### WHAT THE TASK ASKS
Reproduce every entry in the listing without alteration.

[Stored entries]
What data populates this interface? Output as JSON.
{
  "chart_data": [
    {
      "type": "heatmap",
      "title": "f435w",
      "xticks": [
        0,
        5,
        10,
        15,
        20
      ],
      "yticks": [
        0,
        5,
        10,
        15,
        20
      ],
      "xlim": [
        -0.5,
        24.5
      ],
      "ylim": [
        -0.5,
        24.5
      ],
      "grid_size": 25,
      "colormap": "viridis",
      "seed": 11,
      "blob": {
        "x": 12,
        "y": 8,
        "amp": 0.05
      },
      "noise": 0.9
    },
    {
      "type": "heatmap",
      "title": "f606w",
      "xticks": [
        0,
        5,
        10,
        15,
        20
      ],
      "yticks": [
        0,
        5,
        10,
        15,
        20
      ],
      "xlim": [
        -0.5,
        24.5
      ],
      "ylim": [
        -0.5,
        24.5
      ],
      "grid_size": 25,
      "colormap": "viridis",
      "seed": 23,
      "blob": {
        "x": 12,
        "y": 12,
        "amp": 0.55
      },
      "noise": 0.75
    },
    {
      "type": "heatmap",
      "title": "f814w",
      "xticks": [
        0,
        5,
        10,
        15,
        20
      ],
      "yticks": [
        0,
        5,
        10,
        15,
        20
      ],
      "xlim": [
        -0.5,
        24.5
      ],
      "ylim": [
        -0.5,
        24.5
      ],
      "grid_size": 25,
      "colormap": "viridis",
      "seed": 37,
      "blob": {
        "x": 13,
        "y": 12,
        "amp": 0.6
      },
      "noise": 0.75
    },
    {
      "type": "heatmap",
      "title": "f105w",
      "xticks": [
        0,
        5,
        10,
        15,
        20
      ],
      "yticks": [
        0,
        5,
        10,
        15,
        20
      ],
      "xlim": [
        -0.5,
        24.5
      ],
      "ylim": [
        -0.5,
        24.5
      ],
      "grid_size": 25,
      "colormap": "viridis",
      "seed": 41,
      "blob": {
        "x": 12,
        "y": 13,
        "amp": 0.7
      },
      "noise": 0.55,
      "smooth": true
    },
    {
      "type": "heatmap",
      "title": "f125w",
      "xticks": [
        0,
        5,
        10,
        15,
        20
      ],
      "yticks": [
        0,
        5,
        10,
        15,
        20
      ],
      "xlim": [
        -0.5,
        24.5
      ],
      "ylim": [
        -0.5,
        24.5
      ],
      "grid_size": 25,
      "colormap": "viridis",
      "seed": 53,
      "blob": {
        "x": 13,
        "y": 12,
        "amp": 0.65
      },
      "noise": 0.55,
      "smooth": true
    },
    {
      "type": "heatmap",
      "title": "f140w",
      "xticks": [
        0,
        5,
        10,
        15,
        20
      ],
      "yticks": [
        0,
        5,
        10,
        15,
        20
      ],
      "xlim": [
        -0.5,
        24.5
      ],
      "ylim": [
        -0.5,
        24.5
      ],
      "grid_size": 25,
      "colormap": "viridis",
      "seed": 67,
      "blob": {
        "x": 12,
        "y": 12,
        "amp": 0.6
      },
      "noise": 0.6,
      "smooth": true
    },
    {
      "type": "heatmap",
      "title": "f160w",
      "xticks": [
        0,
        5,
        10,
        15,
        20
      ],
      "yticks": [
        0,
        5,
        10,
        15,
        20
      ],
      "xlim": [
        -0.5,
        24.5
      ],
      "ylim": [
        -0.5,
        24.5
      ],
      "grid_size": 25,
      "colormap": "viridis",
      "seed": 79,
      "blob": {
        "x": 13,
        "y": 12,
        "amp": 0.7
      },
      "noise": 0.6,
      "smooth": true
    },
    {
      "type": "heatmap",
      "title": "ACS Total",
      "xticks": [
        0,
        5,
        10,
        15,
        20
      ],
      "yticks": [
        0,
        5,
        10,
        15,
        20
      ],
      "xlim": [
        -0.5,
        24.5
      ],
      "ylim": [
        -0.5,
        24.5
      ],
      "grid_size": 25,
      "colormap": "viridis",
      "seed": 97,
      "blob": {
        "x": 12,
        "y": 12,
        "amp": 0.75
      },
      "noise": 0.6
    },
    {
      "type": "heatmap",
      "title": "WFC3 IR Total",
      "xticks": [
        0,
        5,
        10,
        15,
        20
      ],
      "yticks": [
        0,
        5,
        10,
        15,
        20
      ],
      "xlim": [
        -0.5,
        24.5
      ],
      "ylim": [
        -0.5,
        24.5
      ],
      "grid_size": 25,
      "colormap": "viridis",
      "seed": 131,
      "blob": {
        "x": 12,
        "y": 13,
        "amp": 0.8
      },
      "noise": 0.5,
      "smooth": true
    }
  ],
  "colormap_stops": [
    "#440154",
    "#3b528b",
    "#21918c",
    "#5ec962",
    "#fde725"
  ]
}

### SOLUTION
What data populates this interface? Output as JSON.
{
  "chart_data": [
    {
      "type": "heatmap",
      "title": "f435w",
      "xticks": [
        0,
        5,
        10,
        15,
        20
      ],
      "yticks": [
        0,
        5,
        10,
        15,
        20
      ],
      "xlim": [
        -0.5,
        24.5
      ],
      "ylim": [
        -0.5,
        24.5
      ],
      "grid_size": 25,
      "colormap": "viridis",
      "seed": 11,
      "blob": {
        "x": 12,
        "y": 8,
        "amp": 0.05
      },
      "noise": 0.9
    },
    {
      "type": "heatmap",
      "title": "f606w",
      "xticks": [
        0,
        5,
        10,
        15,
        20
      ],
      "yticks": [
        0,
        5,
        10,
        15,
        20
      ],
      "xlim": [
        -0.5,
        24.5
      ],
      "ylim": [
        -0.5,
        24.5
      ],
      "grid_size": 25,
      "colormap": "viridis",
      "seed": 23,
      "blob": {
        "x": 12,
        "y": 12,
        "amp": 0.55
      },
      "noise": 0.75
    },
    {
      "type": "heatmap",
      "title": "f814w",
      "xticks": [
        0,
        5,
        10,
        15,
        20
      ],
      "yticks": [
        0,
        5,
        10,
        15,
        20
      ],
      "xlim": [
        -0.5,
        24.5
      ],
      "ylim": [
        -0.5,
        24.5
      ],
      "grid_size": 25,
      "colormap": "viridis",
      "seed": 37,
      "blob": {
        "x": 13,
        "y": 12,
        "amp": 0.6
      },
      "noise": 0.75
    },
    {
      "type": "heatmap",
      "title": "f105w",
      "xticks": [
        0,
        5,
        10,
        15,
        20
      ],
      "yticks": [
        0,
        5,
        10,
        15,
        20
      ],
      "xlim": [
        -0.5,
        24.5
      ],
      "ylim": [
        -0.5,
        24.5
      ],
      "grid_size": 25,
      "colormap": "viridis",
      "seed": 41,
      "blob": {
        "x": 12,
        "y": 13,
        "amp": 0.7
      },
      "noise": 0.55,
      "smooth": true
    },
    {
      "type": "heatmap",
      "title": "f125w",
      "xticks": [
        0,
        5,
        10,
        15,
        20
      ],
      "yticks": [
        0,
        5,
        10,
        15,
        20
      ],
      "xlim": [
        -0.5,
        24.5
      ],
      "ylim": [
        -0.5,
        24.5
      ],
      "grid_size": 25,
      "colormap": "viridis",
      "seed": 53,
      "blob": {
        "x": 13,
        "y": 12,
        "amp": 0.65
      },
      "noise": 0.55,
      "smooth": true
    },
    {
      "type": "heatmap",
      "title": "f140w",
      "xticks": [
        0,
        5,
        10,
        15,
        20
      ],
      "yticks": [
        0,
        5,
        10,
        15,
        20
      ],
      "xlim": [
        -0.5,
        24.5
      ],
      "ylim": [
        -0.5,
        24.5
      ],
      "grid_size": 25,
      "colormap": "viridis",
      "seed": 67,
      "blob": {
        "x": 12,
        "y": 12,
        "amp": 0.6
      },
      "noise": 0.6,
      "smooth": true
    },
    {
      "type": "heatmap",
      "title": "f160w",
      "xticks": [
        0,
        5,
        10,
        15,
        20
      ],
      "yticks": [
        0,
        5,
        10,
        15,
        20
      ],
      "xlim": [
        -0.5,
        24.5
      ],
      "ylim": [
        -0.5,
        24.5
      ],
      "grid_size": 25,
      "colormap": "viridis",
      "seed": 79,
      "blob": {
        "x": 13,
        "y": 12,
        "amp": 0.7
      },
      "noise": 0.6,
      "smooth": true
    },
    {
      "type": "heatmap",
      "title": "ACS Total",
      "xticks": [
        0,
        5,
        10,
        15,
        20
      ],
      "yticks": [
        0,
        5,
        10,
        15,
        20
      ],
      "xlim": [
        -0.5,
        24.5
      ],
      "ylim": [
        -0.5,
        24.5
      ],
      "grid_size": 25,
      "colormap": "viridis",
      "seed": 97,
      "blob": {
        "x": 12,
        "y": 12,
        "amp": 0.75
      },
      "noise": 0.6
    },
    {
      "type": "heatmap",
      "title": "WFC3 IR Total",
      "xticks": [
        0,
        5,
        10,
        15,
        20
      ],
      "yticks": [
        0,
        5,
        10,
        15,
        20
      ],
      "xlim": [
        -0.5,
        24.5
      ],
      "ylim": [
        -0.5,
        24.5
      ],
      "grid_size": 25,
      "colormap": "viridis",
      "seed": 131,
      "blob": {
        "x": 12,
        "y": 13,
        "amp": 0.8
      },
      "noise": 0.5,
      "smooth": true
    }
  ],
  "colormap_stops": [
    "#440154",
    "#3b528b",
    "#21918c",
    "#5ec962",
    "#fde725"
  ]
}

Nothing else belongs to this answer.